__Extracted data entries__

- - -

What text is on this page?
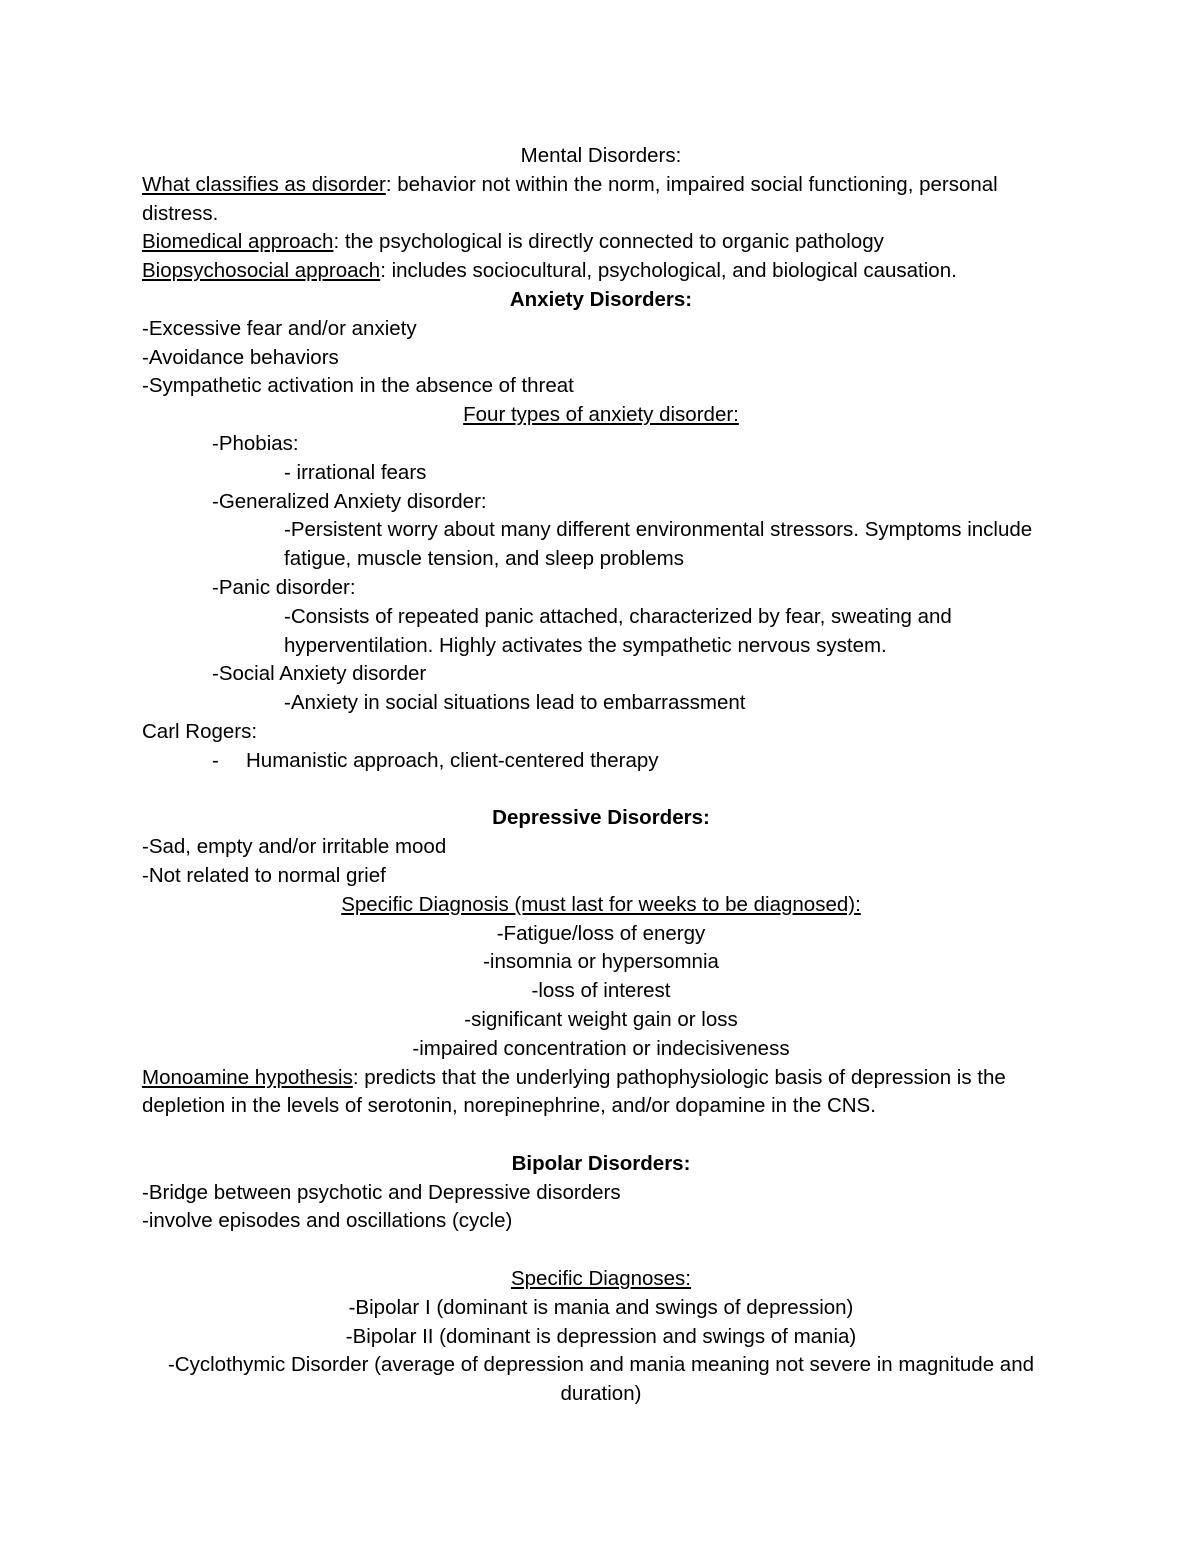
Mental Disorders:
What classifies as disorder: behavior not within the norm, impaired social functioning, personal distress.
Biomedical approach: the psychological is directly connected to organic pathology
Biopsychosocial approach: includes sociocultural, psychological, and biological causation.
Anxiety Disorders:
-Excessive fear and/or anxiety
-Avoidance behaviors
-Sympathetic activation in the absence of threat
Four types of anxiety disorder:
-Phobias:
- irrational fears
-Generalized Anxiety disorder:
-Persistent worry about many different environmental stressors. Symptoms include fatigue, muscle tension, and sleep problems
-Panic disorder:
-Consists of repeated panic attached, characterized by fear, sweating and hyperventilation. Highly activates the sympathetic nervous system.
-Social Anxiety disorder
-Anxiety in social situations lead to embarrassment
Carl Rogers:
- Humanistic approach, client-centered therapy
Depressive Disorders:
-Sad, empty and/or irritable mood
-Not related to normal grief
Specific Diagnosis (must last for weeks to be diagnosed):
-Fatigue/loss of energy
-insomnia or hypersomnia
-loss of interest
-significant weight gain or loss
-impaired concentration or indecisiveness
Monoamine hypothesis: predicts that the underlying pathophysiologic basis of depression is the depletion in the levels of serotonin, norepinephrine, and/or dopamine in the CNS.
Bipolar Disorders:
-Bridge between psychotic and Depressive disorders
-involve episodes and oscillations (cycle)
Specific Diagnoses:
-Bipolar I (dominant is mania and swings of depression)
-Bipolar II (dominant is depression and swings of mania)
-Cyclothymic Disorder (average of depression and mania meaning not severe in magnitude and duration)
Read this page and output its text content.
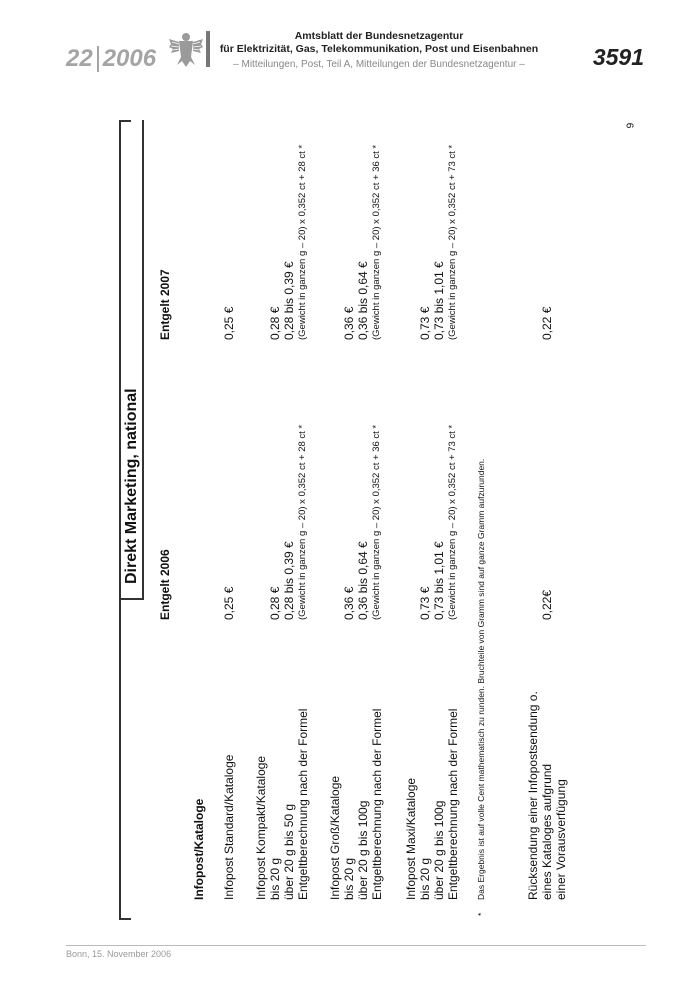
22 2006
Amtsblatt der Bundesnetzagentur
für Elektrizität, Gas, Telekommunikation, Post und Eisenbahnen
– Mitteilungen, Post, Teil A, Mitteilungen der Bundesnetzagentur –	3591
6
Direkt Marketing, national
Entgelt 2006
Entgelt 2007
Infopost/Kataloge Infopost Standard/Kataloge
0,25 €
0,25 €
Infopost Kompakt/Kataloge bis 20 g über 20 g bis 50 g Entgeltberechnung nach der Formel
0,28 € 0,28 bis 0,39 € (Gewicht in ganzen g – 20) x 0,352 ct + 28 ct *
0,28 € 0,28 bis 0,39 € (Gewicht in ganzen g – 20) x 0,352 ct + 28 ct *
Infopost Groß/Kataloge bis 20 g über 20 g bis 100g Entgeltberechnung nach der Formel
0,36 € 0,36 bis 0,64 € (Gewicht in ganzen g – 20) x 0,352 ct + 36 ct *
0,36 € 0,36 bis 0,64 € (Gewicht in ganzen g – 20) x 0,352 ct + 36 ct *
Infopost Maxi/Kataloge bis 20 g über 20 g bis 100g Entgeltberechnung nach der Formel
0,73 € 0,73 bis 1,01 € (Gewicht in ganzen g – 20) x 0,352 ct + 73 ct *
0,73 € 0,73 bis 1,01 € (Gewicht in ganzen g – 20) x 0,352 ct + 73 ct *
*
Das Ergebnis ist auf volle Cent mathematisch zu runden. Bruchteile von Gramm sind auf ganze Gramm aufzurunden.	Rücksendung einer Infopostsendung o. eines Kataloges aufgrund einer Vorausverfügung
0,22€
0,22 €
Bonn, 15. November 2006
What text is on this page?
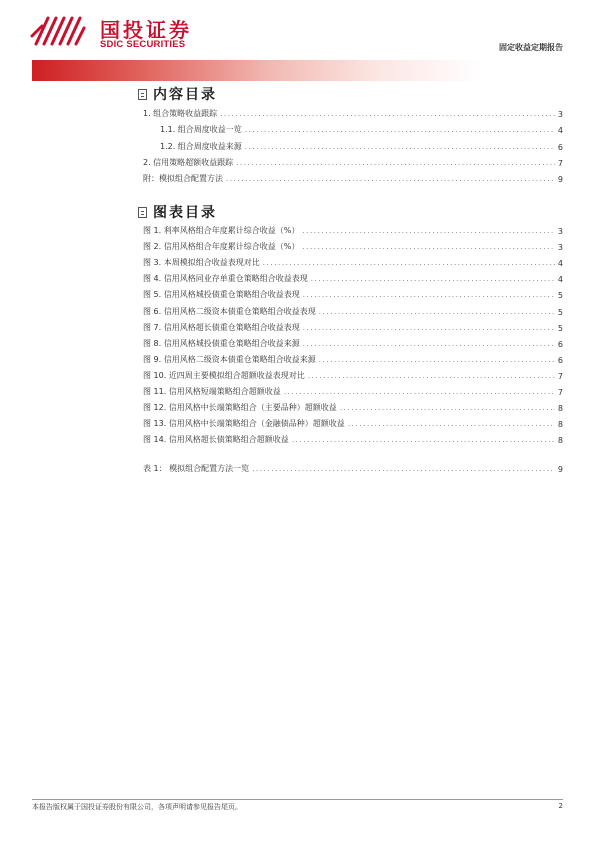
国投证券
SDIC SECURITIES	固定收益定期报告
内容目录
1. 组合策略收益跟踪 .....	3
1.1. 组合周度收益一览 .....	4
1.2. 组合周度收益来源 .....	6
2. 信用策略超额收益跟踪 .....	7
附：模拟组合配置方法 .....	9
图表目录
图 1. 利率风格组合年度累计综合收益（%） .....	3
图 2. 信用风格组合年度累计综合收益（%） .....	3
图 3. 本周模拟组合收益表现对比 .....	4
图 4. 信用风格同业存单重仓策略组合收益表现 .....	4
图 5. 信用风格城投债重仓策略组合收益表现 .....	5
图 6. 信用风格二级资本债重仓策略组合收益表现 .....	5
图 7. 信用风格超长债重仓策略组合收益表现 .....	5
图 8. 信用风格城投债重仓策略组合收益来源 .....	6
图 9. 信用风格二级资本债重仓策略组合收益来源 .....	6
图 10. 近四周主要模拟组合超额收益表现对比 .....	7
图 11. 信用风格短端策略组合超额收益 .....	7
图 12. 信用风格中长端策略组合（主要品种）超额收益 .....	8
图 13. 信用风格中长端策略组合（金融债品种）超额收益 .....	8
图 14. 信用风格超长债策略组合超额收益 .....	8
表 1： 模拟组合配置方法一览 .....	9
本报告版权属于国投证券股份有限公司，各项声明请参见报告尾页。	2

- - -

__EXERCISE BRIEF__
Reproduce the material above in full, exactly, with no images.

__RESULT__
What text is on this page?
Mental Disorders:
What classifies as disorder: behavior not within the norm, impaired social functioning, personal distress.
Biomedical approach: the psychological is directly connected to organic pathology
Biopsychosocial approach: includes sociocultural, psychological, and biological causation.
Anxiety Disorders:
-Excessive fear and/or anxiety
-Avoidance behaviors
-Sympathetic activation in the absence of threat
Four types of anxiety disorder:
-Phobias:
- irrational fears
-Generalized Anxiety disorder:
-Persistent worry about many different environmental stressors. Symptoms include fatigue, muscle tension, and sleep problems
-Panic disorder:
-Consists of repeated panic attached, characterized by fear, sweating and hyperventilation. Highly activates the sympathetic nervous system.
-Social Anxiety disorder
-Anxiety in social situations lead to embarrassment
Carl Rogers:
- Humanistic approach, client-centered therapy
Depressive Disorders:
-Sad, empty and/or irritable mood
-Not related to normal grief
Specific Diagnosis (must last for weeks to be diagnosed):
-Fatigue/loss of energy
-insomnia or hypersomnia
-loss of interest
-significant weight gain or loss
-impaired concentration or indecisiveness
Monoamine hypothesis: predicts that the underlying pathophysiologic basis of depression is the depletion in the levels of serotonin, norepinephrine, and/or dopamine in the CNS.
Bipolar Disorders:
-Bridge between psychotic and Depressive disorders
-involve episodes and oscillations (cycle)
Specific Diagnoses:
-Bipolar I (dominant is mania and swings of depression)
-Bipolar II (dominant is depression and swings of mania)
-Cyclothymic Disorder (average of depression and mania meaning not severe in magnitude and duration)
Read this page and output its text content.
22 2006
Amtsblatt der Bundesnetzagentur
für Elektrizität, Gas, Telekommunikation, Post und Eisenbahnen
– Mitteilungen, Post, Teil A, Mitteilungen der Bundesnetzagentur –	3591
6
Direkt Marketing, national
Entgelt 2006
Entgelt 2007
Infopost/Kataloge Infopost Standard/Kataloge
0,25 €
0,25 €
Infopost Kompakt/Kataloge bis 20 g über 20 g bis 50 g Entgeltberechnung nach der Formel
0,28 € 0,28 bis 0,39 € (Gewicht in ganzen g – 20) x 0,352 ct + 28 ct *
0,28 € 0,28 bis 0,39 € (Gewicht in ganzen g – 20) x 0,352 ct + 28 ct *
Infopost Groß/Kataloge bis 20 g über 20 g bis 100g Entgeltberechnung nach der Formel
0,36 € 0,36 bis 0,64 € (Gewicht in ganzen g – 20) x 0,352 ct + 36 ct *
0,36 € 0,36 bis 0,64 € (Gewicht in ganzen g – 20) x 0,352 ct + 36 ct *
Infopost Maxi/Kataloge bis 20 g über 20 g bis 100g Entgeltberechnung nach der Formel
0,73 € 0,73 bis 1,01 € (Gewicht in ganzen g – 20) x 0,352 ct + 73 ct *
0,73 € 0,73 bis 1,01 € (Gewicht in ganzen g – 20) x 0,352 ct + 73 ct *
*
Das Ergebnis ist auf volle Cent mathematisch zu runden. Bruchteile von Gramm sind auf ganze Gramm aufzurunden.	Rücksendung einer Infopostsendung o. eines Kataloges aufgrund einer Vorausverfügung
0,22€
0,22 €
Bonn, 15. November 2006
What text is on this page?
国投证券
SDIC SECURITIES	固定收益定期报告
内容目录
1. 组合策略收益跟踪 .....	3
1.1. 组合周度收益一览 .....	4
1.2. 组合周度收益来源 .....	6
2. 信用策略超额收益跟踪 .....	7
附：模拟组合配置方法 .....	9
图表目录
图 1. 利率风格组合年度累计综合收益（%） .....	3
图 2. 信用风格组合年度累计综合收益（%） .....	3
图 3. 本周模拟组合收益表现对比 .....	4
图 4. 信用风格同业存单重仓策略组合收益表现 .....	4
图 5. 信用风格城投债重仓策略组合收益表现 .....	5
图 6. 信用风格二级资本债重仓策略组合收益表现 .....	5
图 7. 信用风格超长债重仓策略组合收益表现 .....	5
图 8. 信用风格城投债重仓策略组合收益来源 .....	6
图 9. 信用风格二级资本债重仓策略组合收益来源 .....	6
图 10. 近四周主要模拟组合超额收益表现对比 .....	7
图 11. 信用风格短端策略组合超额收益 .....	7
图 12. 信用风格中长端策略组合（主要品种）超额收益 .....	8
图 13. 信用风格中长端策略组合（金融债品种）超额收益 .....	8
图 14. 信用风格超长债策略组合超额收益 .....	8
表 1： 模拟组合配置方法一览 .....	9
本报告版权属于国投证券股份有限公司，各项声明请参见报告尾页。	2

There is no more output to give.